Seek out every line containing the word "screenshot", and copy each.

####################

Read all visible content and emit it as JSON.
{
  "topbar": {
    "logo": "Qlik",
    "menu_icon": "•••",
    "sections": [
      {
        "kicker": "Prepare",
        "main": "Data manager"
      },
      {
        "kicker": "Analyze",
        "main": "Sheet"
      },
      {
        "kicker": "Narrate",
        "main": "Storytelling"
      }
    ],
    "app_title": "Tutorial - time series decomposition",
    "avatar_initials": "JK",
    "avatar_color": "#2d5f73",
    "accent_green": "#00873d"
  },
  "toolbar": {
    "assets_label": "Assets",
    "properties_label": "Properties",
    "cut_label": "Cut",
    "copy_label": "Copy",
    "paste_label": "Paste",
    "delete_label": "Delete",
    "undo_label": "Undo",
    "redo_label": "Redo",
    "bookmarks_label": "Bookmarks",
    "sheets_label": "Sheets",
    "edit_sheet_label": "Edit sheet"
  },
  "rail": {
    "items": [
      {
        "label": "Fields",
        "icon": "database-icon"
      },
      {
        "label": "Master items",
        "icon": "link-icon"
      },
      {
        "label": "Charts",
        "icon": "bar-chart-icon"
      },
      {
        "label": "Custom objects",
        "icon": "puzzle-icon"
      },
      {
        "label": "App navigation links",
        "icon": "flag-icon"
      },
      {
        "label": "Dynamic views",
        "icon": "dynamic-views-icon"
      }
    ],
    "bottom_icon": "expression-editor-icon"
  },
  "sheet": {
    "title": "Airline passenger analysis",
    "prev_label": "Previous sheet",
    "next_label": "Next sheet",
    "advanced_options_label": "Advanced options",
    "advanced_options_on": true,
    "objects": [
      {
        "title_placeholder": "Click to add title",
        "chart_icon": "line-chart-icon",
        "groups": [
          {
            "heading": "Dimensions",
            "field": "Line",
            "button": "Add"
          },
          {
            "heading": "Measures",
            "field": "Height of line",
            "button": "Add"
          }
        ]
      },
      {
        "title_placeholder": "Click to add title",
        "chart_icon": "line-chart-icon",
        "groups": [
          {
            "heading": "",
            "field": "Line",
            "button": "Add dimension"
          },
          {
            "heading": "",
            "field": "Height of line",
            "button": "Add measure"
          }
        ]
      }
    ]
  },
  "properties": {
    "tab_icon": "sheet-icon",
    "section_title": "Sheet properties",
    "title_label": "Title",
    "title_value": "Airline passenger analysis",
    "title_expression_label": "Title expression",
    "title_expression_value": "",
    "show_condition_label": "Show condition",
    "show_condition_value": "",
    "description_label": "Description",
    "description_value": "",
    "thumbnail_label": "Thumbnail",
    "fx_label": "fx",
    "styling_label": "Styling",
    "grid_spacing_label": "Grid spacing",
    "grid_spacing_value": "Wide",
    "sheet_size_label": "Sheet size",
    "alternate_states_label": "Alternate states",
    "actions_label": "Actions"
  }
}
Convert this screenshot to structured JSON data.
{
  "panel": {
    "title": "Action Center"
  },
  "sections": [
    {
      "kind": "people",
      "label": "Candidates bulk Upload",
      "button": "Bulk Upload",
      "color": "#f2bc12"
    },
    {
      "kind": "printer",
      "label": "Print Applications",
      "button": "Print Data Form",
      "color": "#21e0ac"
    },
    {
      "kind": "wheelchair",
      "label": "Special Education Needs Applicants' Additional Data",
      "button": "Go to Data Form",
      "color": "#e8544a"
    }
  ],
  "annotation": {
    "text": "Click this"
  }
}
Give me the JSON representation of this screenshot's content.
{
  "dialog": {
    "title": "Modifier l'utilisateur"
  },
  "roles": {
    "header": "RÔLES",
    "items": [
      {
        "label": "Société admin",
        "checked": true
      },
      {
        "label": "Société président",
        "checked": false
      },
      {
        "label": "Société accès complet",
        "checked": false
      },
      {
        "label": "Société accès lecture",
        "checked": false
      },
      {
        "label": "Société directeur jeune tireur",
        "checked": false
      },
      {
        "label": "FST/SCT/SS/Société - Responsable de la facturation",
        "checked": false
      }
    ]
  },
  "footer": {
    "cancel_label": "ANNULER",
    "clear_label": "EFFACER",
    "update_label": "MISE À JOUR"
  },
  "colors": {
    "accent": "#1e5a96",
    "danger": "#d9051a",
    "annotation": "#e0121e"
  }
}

####################

— Problem solution —
Convert this screenshot to structured JSON data.
Give me the JSON representation of this screenshot's content.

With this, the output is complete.